→ Exercise aim: Exactly repeat the full listing that follows.

Collected data
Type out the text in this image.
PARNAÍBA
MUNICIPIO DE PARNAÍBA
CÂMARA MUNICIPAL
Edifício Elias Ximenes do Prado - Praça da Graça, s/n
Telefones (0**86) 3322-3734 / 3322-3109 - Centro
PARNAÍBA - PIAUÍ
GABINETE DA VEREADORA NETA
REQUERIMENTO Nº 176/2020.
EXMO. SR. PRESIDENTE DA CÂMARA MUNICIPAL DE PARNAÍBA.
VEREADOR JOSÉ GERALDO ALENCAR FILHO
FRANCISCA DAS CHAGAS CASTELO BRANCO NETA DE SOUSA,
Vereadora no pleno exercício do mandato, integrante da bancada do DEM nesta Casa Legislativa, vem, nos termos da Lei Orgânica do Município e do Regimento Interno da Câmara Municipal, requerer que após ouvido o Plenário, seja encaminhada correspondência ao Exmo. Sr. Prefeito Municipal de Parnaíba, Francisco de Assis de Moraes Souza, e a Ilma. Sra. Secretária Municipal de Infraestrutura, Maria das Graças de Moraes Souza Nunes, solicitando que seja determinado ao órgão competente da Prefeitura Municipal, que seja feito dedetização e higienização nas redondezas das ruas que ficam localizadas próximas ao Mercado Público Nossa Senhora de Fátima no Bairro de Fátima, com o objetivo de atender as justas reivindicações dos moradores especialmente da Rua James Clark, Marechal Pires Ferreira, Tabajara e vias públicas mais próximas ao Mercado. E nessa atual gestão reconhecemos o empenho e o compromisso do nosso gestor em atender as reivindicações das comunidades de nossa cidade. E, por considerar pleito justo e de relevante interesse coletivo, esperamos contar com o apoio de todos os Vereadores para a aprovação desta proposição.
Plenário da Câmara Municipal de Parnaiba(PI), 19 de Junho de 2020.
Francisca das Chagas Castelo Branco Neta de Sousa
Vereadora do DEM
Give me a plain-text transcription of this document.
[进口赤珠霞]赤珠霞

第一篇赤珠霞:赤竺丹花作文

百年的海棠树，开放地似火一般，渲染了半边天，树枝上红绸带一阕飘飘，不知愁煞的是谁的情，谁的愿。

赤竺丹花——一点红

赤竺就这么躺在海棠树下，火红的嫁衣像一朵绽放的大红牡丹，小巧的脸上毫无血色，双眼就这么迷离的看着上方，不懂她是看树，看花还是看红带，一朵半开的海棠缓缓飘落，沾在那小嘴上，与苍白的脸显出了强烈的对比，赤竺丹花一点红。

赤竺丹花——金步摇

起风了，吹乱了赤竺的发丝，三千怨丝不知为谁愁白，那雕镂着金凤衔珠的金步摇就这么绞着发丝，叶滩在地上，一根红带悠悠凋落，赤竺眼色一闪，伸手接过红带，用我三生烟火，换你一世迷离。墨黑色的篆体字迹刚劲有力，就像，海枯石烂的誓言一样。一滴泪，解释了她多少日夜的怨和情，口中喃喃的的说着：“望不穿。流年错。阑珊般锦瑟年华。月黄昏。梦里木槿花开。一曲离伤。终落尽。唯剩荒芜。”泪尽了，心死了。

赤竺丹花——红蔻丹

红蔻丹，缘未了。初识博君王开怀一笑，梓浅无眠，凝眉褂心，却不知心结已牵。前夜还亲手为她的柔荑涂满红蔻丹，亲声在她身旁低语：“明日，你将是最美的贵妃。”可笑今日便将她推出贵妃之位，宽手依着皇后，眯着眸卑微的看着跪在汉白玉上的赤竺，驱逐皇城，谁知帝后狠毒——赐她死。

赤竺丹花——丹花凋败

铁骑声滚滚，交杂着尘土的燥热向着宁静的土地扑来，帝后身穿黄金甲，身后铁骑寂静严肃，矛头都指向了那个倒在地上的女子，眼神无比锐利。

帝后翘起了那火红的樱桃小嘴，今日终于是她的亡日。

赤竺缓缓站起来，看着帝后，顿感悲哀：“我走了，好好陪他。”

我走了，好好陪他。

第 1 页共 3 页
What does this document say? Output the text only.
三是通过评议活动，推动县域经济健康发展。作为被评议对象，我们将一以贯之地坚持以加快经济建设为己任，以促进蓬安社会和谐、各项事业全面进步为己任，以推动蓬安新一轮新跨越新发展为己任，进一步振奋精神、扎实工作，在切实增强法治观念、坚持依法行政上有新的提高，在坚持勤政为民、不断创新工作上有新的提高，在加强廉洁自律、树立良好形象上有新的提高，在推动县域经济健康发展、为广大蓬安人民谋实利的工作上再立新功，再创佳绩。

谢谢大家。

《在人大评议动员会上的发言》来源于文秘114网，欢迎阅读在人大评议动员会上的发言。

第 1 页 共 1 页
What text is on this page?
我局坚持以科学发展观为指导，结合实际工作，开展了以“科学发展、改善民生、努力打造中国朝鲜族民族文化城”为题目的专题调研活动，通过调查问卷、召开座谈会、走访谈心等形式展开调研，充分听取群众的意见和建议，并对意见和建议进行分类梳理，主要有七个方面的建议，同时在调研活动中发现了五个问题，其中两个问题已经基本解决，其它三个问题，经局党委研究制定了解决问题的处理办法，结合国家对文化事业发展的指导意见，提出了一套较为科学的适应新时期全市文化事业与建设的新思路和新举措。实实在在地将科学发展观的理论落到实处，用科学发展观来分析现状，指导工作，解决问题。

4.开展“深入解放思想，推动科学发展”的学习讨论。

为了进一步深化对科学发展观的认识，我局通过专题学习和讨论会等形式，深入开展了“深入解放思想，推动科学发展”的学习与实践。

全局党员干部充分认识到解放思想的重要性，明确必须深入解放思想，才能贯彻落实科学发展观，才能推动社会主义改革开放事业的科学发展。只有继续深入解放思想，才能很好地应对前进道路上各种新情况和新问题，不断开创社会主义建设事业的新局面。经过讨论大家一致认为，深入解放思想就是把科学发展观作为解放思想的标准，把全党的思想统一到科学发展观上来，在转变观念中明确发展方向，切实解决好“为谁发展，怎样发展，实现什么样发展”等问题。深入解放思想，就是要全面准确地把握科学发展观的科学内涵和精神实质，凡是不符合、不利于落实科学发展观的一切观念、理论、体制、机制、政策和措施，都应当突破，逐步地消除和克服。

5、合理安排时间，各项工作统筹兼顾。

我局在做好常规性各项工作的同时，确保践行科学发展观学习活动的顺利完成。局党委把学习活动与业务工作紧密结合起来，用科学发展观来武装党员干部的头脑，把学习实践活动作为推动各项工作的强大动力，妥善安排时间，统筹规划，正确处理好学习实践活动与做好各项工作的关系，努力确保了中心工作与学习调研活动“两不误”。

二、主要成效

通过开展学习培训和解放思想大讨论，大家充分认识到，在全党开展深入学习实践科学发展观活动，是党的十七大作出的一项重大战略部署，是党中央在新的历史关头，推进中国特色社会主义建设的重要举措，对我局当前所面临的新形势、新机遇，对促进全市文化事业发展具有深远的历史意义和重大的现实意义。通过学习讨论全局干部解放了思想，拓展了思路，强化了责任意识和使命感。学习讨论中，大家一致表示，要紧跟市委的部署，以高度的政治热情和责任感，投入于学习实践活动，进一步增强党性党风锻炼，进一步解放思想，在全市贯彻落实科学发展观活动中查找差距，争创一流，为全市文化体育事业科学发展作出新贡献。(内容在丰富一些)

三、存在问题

→ Result of this task:
Type out the text in this image.
PARNAÍBA
MUNICIPIO DE PARNAÍBA
CÂMARA MUNICIPAL
Edifício Elias Ximenes do Prado - Praça da Graça, s/n
Telefones (0**86) 3322-3734 / 3322-3109 - Centro
PARNAÍBA - PIAUÍ
GABINETE DA VEREADORA NETA
REQUERIMENTO Nº 176/2020.
EXMO. SR. PRESIDENTE DA CÂMARA MUNICIPAL DE PARNAÍBA.
VEREADOR JOSÉ GERALDO ALENCAR FILHO
FRANCISCA DAS CHAGAS CASTELO BRANCO NETA DE SOUSA,
Vereadora no pleno exercício do mandato, integrante da bancada do DEM nesta Casa Legislativa, vem, nos termos da Lei Orgânica do Município e do Regimento Interno da Câmara Municipal, requerer que após ouvido o Plenário, seja encaminhada correspondência ao Exmo. Sr. Prefeito Municipal de Parnaíba, Francisco de Assis de Moraes Souza, e a Ilma. Sra. Secretária Municipal de Infraestrutura, Maria das Graças de Moraes Souza Nunes, solicitando que seja determinado ao órgão competente da Prefeitura Municipal, que seja feito dedetização e higienização nas redondezas das ruas que ficam localizadas próximas ao Mercado Público Nossa Senhora de Fátima no Bairro de Fátima, com o objetivo de atender as justas reivindicações dos moradores especialmente da Rua James Clark, Marechal Pires Ferreira, Tabajara e vias públicas mais próximas ao Mercado. E nessa atual gestão reconhecemos o empenho e o compromisso do nosso gestor em atender as reivindicações das comunidades de nossa cidade. E, por considerar pleito justo e de relevante interesse coletivo, esperamos contar com o apoio de todos os Vereadores para a aprovação desta proposição.
Plenário da Câmara Municipal de Parnaiba(PI), 19 de Junho de 2020.
Francisca das Chagas Castelo Branco Neta de Sousa
Vereadora do DEM
Give me a plain-text transcription of this document.
[进口赤珠霞]赤珠霞

第一篇赤珠霞:赤竺丹花作文

百年的海棠树，开放地似火一般，渲染了半边天，树枝上红绸带一阕飘飘，不知愁煞的是谁的情，谁的愿。

赤竺丹花——一点红

赤竺就这么躺在海棠树下，火红的嫁衣像一朵绽放的大红牡丹，小巧的脸上毫无血色，双眼就这么迷离的看着上方，不懂她是看树，看花还是看红带，一朵半开的海棠缓缓飘落，沾在那小嘴上，与苍白的脸显出了强烈的对比，赤竺丹花一点红。

赤竺丹花——金步摇

起风了，吹乱了赤竺的发丝，三千怨丝不知为谁愁白，那雕镂着金凤衔珠的金步摇就这么绞着发丝，叶滩在地上，一根红带悠悠凋落，赤竺眼色一闪，伸手接过红带，用我三生烟火，换你一世迷离。墨黑色的篆体字迹刚劲有力，就像，海枯石烂的誓言一样。一滴泪，解释了她多少日夜的怨和情，口中喃喃的的说着：“望不穿。流年错。阑珊般锦瑟年华。月黄昏。梦里木槿花开。一曲离伤。终落尽。唯剩荒芜。”泪尽了，心死了。

赤竺丹花——红蔻丹

红蔻丹，缘未了。初识博君王开怀一笑，梓浅无眠，凝眉褂心，却不知心结已牵。前夜还亲手为她的柔荑涂满红蔻丹，亲声在她身旁低语：“明日，你将是最美的贵妃。”可笑今日便将她推出贵妃之位，宽手依着皇后，眯着眸卑微的看着跪在汉白玉上的赤竺，驱逐皇城，谁知帝后狠毒——赐她死。

赤竺丹花——丹花凋败

铁骑声滚滚，交杂着尘土的燥热向着宁静的土地扑来，帝后身穿黄金甲，身后铁骑寂静严肃，矛头都指向了那个倒在地上的女子，眼神无比锐利。

帝后翘起了那火红的樱桃小嘴，今日终于是她的亡日。

赤竺缓缓站起来，看着帝后，顿感悲哀：“我走了，好好陪他。”

我走了，好好陪他。

第 1 页共 3 页
What does this document say? Output the text only.
三是通过评议活动，推动县域经济健康发展。作为被评议对象，我们将一以贯之地坚持以加快经济建设为己任，以促进蓬安社会和谐、各项事业全面进步为己任，以推动蓬安新一轮新跨越新发展为己任，进一步振奋精神、扎实工作，在切实增强法治观念、坚持依法行政上有新的提高，在坚持勤政为民、不断创新工作上有新的提高，在加强廉洁自律、树立良好形象上有新的提高，在推动县域经济健康发展、为广大蓬安人民谋实利的工作上再立新功，再创佳绩。

谢谢大家。

《在人大评议动员会上的发言》来源于文秘114网，欢迎阅读在人大评议动员会上的发言。

第 1 页 共 1 页
What text is on this page?
我局坚持以科学发展观为指导，结合实际工作，开展了以“科学发展、改善民生、努力打造中国朝鲜族民族文化城”为题目的专题调研活动，通过调查问卷、召开座谈会、走访谈心等形式展开调研，充分听取群众的意见和建议，并对意见和建议进行分类梳理，主要有七个方面的建议，同时在调研活动中发现了五个问题，其中两个问题已经基本解决，其它三个问题，经局党委研究制定了解决问题的处理办法，结合国家对文化事业发展的指导意见，提出了一套较为科学的适应新时期全市文化事业与建设的新思路和新举措。实实在在地将科学发展观的理论落到实处，用科学发展观来分析现状，指导工作，解决问题。

4.开展“深入解放思想，推动科学发展”的学习讨论。

为了进一步深化对科学发展观的认识，我局通过专题学习和讨论会等形式，深入开展了“深入解放思想，推动科学发展”的学习与实践。

全局党员干部充分认识到解放思想的重要性，明确必须深入解放思想，才能贯彻落实科学发展观，才能推动社会主义改革开放事业的科学发展。只有继续深入解放思想，才能很好地应对前进道路上各种新情况和新问题，不断开创社会主义建设事业的新局面。经过讨论大家一致认为，深入解放思想就是把科学发展观作为解放思想的标准，把全党的思想统一到科学发展观上来，在转变观念中明确发展方向，切实解决好“为谁发展，怎样发展，实现什么样发展”等问题。深入解放思想，就是要全面准确地把握科学发展观的科学内涵和精神实质，凡是不符合、不利于落实科学发展观的一切观念、理论、体制、机制、政策和措施，都应当突破，逐步地消除和克服。

5、合理安排时间，各项工作统筹兼顾。

我局在做好常规性各项工作的同时，确保践行科学发展观学习活动的顺利完成。局党委把学习活动与业务工作紧密结合起来，用科学发展观来武装党员干部的头脑，把学习实践活动作为推动各项工作的强大动力，妥善安排时间，统筹规划，正确处理好学习实践活动与做好各项工作的关系，努力确保了中心工作与学习调研活动“两不误”。

二、主要成效

通过开展学习培训和解放思想大讨论，大家充分认识到，在全党开展深入学习实践科学发展观活动，是党的十七大作出的一项重大战略部署，是党中央在新的历史关头，推进中国特色社会主义建设的重要举措，对我局当前所面临的新形势、新机遇，对促进全市文化事业发展具有深远的历史意义和重大的现实意义。通过学习讨论全局干部解放了思想，拓展了思路，强化了责任意识和使命感。学习讨论中，大家一致表示，要紧跟市委的部署，以高度的政治热情和责任感，投入于学习实践活动，进一步增强党性党风锻炼，进一步解放思想，在全市贯彻落实科学发展观活动中查找差距，争创一流，为全市文化体育事业科学发展作出新贡献。(内容在丰富一些)

三、存在问题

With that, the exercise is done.